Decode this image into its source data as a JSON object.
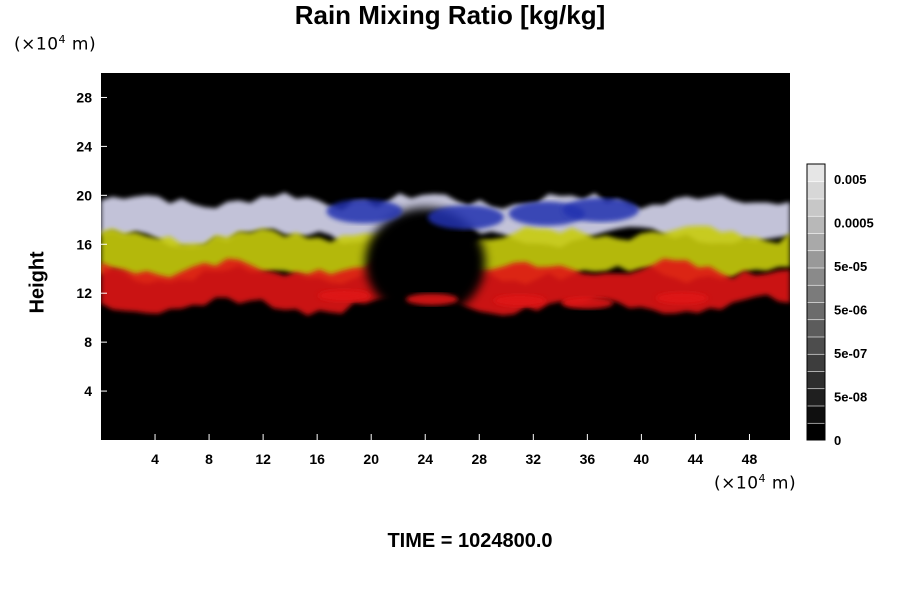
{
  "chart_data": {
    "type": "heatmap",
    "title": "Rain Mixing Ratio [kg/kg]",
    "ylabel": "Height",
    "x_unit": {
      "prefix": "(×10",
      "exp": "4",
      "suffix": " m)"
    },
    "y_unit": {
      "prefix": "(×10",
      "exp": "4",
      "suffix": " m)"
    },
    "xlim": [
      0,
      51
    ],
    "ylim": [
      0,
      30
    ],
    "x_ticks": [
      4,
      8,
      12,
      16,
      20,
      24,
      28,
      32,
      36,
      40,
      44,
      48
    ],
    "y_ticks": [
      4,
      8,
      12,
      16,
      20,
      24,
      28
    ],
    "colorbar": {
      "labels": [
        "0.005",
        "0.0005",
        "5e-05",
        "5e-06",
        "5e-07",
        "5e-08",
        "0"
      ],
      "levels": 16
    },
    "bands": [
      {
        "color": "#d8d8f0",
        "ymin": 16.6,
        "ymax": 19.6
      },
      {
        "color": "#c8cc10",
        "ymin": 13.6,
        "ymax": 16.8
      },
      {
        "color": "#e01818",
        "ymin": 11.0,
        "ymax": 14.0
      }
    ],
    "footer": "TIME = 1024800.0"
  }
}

---

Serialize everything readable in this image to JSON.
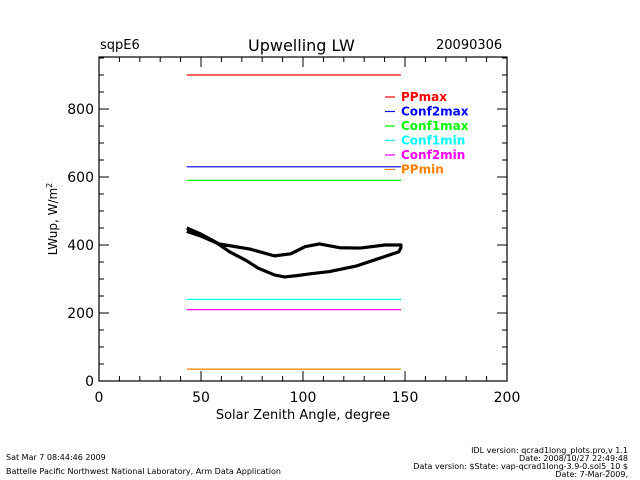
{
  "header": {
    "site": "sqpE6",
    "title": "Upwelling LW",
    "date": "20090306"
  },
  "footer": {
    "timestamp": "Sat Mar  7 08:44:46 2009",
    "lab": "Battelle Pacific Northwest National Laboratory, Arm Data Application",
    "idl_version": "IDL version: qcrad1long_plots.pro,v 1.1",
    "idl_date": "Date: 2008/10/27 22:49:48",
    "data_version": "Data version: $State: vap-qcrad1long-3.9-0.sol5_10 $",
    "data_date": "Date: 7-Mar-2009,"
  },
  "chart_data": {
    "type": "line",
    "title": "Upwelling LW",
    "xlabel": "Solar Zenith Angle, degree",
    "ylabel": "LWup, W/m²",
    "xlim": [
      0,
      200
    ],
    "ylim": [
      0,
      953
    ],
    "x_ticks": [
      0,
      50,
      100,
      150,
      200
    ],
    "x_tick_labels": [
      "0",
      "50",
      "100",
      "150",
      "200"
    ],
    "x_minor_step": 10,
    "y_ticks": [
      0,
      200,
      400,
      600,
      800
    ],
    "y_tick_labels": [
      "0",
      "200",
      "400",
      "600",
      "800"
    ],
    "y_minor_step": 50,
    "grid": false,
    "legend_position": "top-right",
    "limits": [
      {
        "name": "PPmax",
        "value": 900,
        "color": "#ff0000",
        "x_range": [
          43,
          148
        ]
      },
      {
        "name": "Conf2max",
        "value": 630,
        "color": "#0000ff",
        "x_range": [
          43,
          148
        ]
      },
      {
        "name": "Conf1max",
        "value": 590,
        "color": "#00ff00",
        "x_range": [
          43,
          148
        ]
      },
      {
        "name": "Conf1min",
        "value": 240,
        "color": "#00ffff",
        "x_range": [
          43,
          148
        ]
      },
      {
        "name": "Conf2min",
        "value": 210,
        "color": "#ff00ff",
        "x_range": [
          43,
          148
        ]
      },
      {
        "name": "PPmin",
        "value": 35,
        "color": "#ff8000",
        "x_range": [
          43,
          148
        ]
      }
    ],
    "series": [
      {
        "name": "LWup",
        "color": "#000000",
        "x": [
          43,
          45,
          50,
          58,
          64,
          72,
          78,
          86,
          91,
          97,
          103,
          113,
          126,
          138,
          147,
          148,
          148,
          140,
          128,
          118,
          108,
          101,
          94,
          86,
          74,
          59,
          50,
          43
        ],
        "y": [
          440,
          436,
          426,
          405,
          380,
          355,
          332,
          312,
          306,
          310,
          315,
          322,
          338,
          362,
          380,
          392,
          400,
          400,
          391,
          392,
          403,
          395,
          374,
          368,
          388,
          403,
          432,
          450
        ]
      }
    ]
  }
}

Goal:
Check each line in the listing above for the string "name", then report how many lines contain it, with no other text.

Answer to this exercise:
7